(Extracted data entries)
========================

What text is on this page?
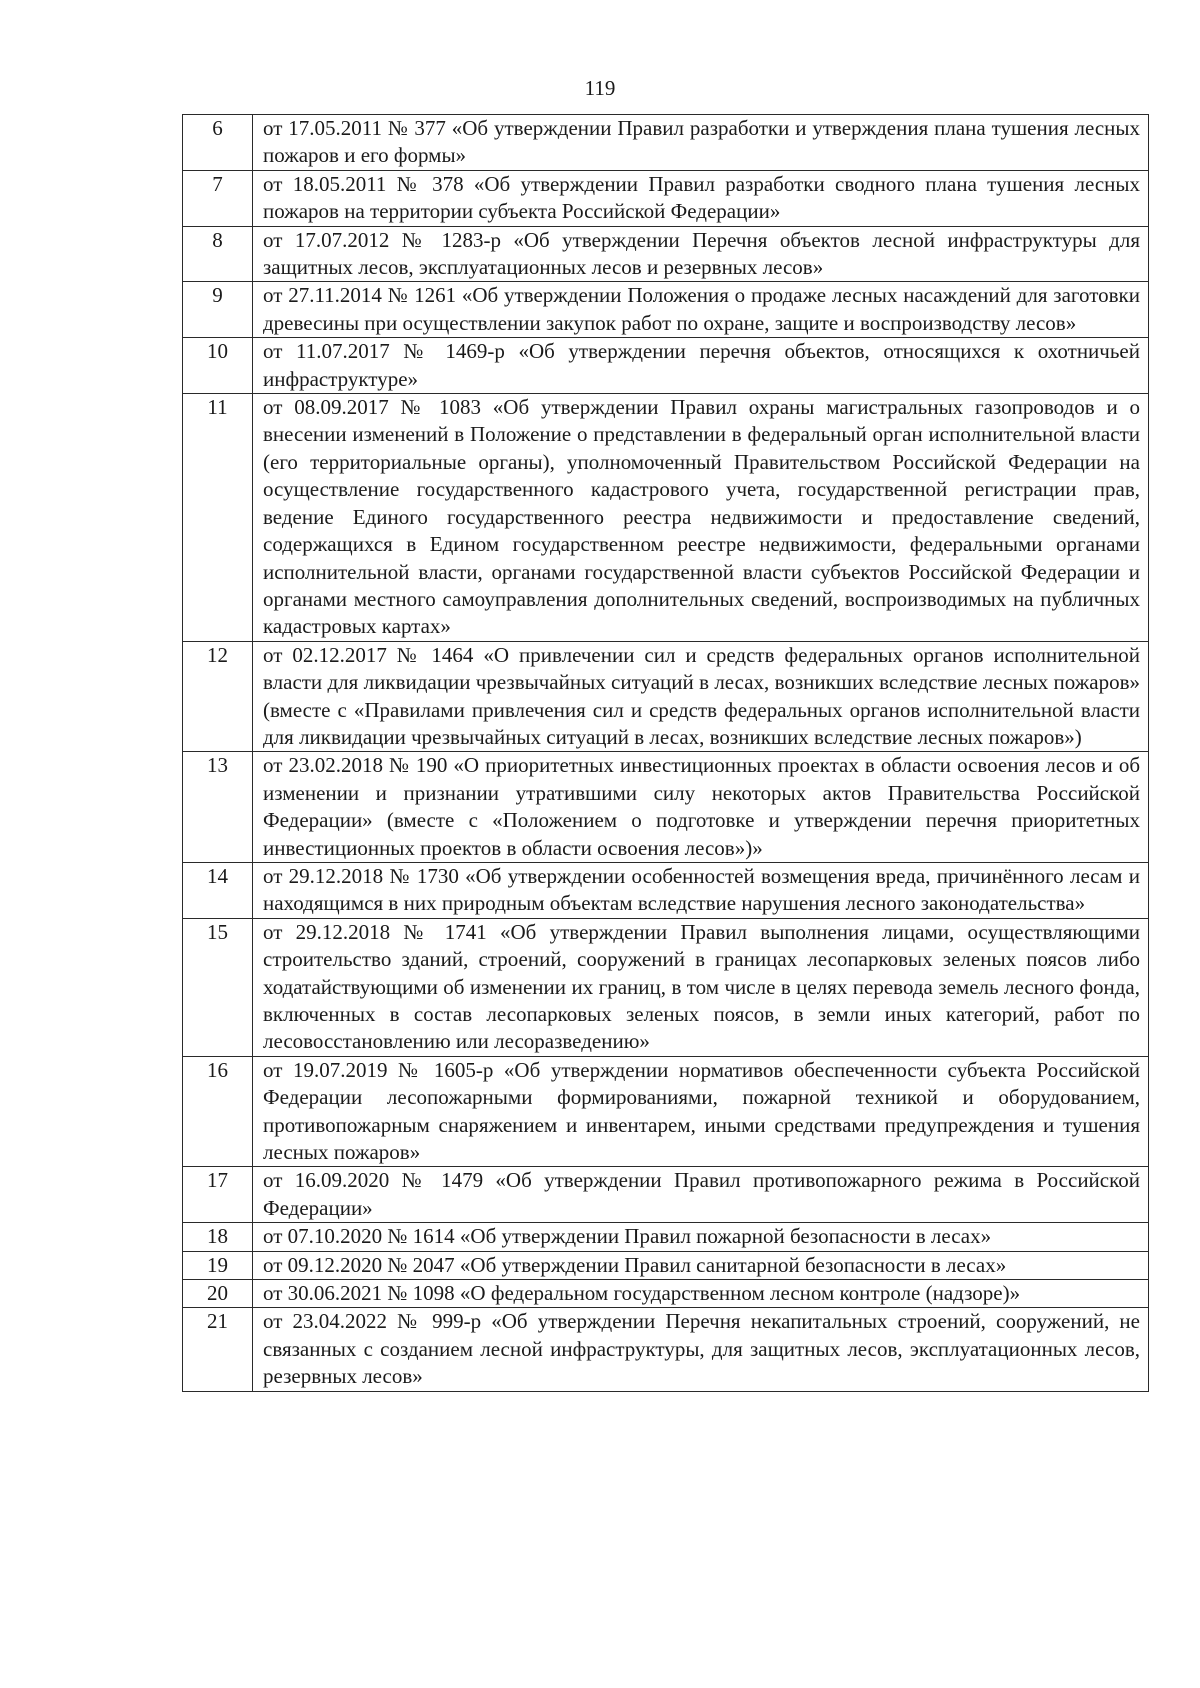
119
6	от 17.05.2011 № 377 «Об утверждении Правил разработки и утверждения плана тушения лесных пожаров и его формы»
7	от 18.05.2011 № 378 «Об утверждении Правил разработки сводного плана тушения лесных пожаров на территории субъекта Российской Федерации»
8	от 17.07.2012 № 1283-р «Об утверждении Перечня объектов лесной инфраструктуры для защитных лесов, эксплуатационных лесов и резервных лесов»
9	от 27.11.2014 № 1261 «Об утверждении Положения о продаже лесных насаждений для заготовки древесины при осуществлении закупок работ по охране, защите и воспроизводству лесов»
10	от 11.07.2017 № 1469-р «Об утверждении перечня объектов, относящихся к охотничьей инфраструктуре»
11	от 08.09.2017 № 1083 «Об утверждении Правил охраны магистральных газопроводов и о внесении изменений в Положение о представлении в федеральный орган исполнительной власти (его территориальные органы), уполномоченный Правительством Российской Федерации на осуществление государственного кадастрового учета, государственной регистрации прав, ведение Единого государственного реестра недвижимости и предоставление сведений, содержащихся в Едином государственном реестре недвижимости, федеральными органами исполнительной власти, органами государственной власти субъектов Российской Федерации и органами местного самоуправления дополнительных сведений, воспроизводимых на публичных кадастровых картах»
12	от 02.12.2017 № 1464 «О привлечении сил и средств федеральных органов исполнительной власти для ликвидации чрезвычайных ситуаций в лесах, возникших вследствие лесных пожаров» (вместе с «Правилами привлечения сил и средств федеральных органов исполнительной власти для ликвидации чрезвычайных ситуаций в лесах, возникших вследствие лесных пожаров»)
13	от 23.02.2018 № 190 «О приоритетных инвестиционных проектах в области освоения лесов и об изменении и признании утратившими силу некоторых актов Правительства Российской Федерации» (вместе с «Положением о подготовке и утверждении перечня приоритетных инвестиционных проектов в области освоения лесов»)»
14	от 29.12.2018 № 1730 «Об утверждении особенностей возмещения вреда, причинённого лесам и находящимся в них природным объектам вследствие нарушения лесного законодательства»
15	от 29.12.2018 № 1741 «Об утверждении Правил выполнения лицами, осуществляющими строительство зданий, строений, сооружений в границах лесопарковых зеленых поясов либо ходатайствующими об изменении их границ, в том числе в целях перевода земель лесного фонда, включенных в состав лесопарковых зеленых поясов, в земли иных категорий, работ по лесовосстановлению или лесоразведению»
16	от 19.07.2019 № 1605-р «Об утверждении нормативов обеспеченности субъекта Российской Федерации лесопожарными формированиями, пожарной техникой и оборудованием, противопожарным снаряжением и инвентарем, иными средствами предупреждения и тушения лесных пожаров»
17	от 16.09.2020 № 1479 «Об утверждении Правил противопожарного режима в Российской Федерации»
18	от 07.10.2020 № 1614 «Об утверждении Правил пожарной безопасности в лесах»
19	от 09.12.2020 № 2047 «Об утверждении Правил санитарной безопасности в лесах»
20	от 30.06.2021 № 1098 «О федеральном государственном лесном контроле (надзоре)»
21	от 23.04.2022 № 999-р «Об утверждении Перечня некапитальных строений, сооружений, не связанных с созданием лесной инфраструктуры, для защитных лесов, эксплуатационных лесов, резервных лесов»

========================

● **WHAT THE EXERCISE ASKS**
Give an exact reproduction of every line, leaving out any picture.

● **RESPONSE TO THIS EXERCISE**
What text is on this page?
119
6	от 17.05.2011 № 377 «Об утверждении Правил разработки и утверждения плана тушения лесных пожаров и его формы»
7	от 18.05.2011 № 378 «Об утверждении Правил разработки сводного плана тушения лесных пожаров на территории субъекта Российской Федерации»
8	от 17.07.2012 № 1283-р «Об утверждении Перечня объектов лесной инфраструктуры для защитных лесов, эксплуатационных лесов и резервных лесов»
9	от 27.11.2014 № 1261 «Об утверждении Положения о продаже лесных насаждений для заготовки древесины при осуществлении закупок работ по охране, защите и воспроизводству лесов»
10	от 11.07.2017 № 1469-р «Об утверждении перечня объектов, относящихся к охотничьей инфраструктуре»
11	от 08.09.2017 № 1083 «Об утверждении Правил охраны магистральных газопроводов и о внесении изменений в Положение о представлении в федеральный орган исполнительной власти (его территориальные органы), уполномоченный Правительством Российской Федерации на осуществление государственного кадастрового учета, государственной регистрации прав, ведение Единого государственного реестра недвижимости и предоставление сведений, содержащихся в Едином государственном реестре недвижимости, федеральными органами исполнительной власти, органами государственной власти субъектов Российской Федерации и органами местного самоуправления дополнительных сведений, воспроизводимых на публичных кадастровых картах»
12	от 02.12.2017 № 1464 «О привлечении сил и средств федеральных органов исполнительной власти для ликвидации чрезвычайных ситуаций в лесах, возникших вследствие лесных пожаров» (вместе с «Правилами привлечения сил и средств федеральных органов исполнительной власти для ликвидации чрезвычайных ситуаций в лесах, возникших вследствие лесных пожаров»)
13	от 23.02.2018 № 190 «О приоритетных инвестиционных проектах в области освоения лесов и об изменении и признании утратившими силу некоторых актов Правительства Российской Федерации» (вместе с «Положением о подготовке и утверждении перечня приоритетных инвестиционных проектов в области освоения лесов»)»
14	от 29.12.2018 № 1730 «Об утверждении особенностей возмещения вреда, причинённого лесам и находящимся в них природным объектам вследствие нарушения лесного законодательства»
15	от 29.12.2018 № 1741 «Об утверждении Правил выполнения лицами, осуществляющими строительство зданий, строений, сооружений в границах лесопарковых зеленых поясов либо ходатайствующими об изменении их границ, в том числе в целях перевода земель лесного фонда, включенных в состав лесопарковых зеленых поясов, в земли иных категорий, работ по лесовосстановлению или лесоразведению»
16	от 19.07.2019 № 1605-р «Об утверждении нормативов обеспеченности субъекта Российской Федерации лесопожарными формированиями, пожарной техникой и оборудованием, противопожарным снаряжением и инвентарем, иными средствами предупреждения и тушения лесных пожаров»
17	от 16.09.2020 № 1479 «Об утверждении Правил противопожарного режима в Российской Федерации»
18	от 07.10.2020 № 1614 «Об утверждении Правил пожарной безопасности в лесах»
19	от 09.12.2020 № 2047 «Об утверждении Правил санитарной безопасности в лесах»
20	от 30.06.2021 № 1098 «О федеральном государственном лесном контроле (надзоре)»
21	от 23.04.2022 № 999-р «Об утверждении Перечня некапитальных строений, сооружений, не связанных с созданием лесной инфраструктуры, для защитных лесов, эксплуатационных лесов, резервных лесов»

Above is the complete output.